DIRECTIONS FOR THIS TASK
Whenever a line below includes the string "content", show it.

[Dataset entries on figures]
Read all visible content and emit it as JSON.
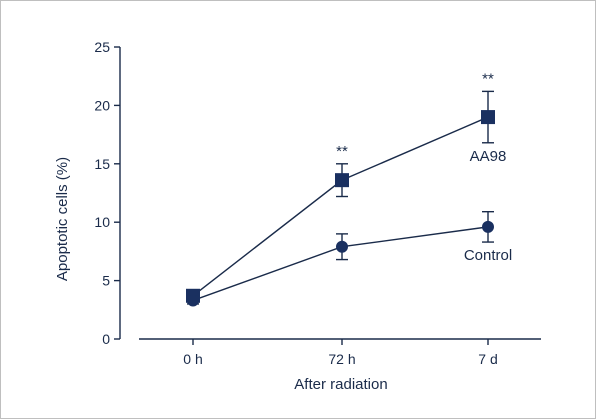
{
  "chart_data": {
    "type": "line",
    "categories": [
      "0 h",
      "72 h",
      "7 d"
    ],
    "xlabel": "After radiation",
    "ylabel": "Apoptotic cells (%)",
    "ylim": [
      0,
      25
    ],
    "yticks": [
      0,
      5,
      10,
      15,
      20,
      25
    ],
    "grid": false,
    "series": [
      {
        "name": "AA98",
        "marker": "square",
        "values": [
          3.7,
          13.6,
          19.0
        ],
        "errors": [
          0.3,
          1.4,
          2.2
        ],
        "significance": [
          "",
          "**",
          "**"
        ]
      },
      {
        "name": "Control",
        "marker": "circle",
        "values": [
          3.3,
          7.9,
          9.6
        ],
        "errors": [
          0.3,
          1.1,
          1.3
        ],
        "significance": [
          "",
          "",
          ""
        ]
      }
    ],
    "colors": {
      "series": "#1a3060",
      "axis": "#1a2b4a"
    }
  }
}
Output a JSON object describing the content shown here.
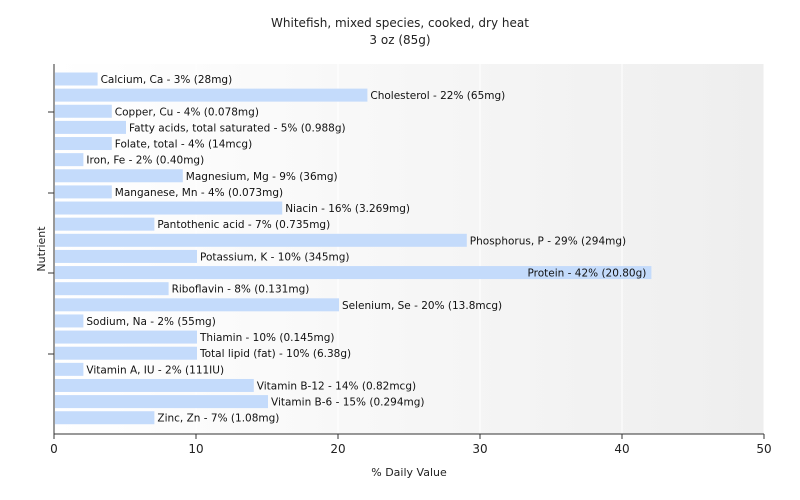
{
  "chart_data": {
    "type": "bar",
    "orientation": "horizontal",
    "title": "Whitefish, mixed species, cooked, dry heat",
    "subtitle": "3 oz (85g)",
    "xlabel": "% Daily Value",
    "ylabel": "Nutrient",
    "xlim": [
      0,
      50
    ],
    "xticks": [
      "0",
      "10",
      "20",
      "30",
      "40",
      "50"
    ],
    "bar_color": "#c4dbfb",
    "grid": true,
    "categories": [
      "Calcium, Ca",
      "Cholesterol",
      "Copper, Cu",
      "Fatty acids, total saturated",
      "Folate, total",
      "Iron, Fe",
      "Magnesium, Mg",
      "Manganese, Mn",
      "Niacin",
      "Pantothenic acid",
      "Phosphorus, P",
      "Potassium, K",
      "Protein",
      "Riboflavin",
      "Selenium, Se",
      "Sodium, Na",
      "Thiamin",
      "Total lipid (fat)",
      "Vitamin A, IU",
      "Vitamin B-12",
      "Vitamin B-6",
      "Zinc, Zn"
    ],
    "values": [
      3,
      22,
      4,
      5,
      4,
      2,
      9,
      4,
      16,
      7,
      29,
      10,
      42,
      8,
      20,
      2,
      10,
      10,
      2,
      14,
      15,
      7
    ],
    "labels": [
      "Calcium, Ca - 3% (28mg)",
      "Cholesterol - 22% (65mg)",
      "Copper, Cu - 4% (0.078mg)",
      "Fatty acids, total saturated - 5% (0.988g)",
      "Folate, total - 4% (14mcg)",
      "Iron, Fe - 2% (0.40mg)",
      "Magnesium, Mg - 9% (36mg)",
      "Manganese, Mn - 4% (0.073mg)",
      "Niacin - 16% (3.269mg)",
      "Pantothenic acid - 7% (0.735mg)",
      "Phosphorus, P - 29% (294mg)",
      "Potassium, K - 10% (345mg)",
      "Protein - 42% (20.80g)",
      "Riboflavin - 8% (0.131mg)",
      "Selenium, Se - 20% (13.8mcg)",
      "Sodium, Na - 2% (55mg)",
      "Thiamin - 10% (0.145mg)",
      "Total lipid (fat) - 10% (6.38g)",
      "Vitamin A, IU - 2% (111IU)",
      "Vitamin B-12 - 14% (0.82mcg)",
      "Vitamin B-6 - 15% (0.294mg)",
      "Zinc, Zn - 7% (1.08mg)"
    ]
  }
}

ANSWER TO THIS PROBLEM
Read all visible content and emit it as JSON.
Output a JSON object describing the content shown here.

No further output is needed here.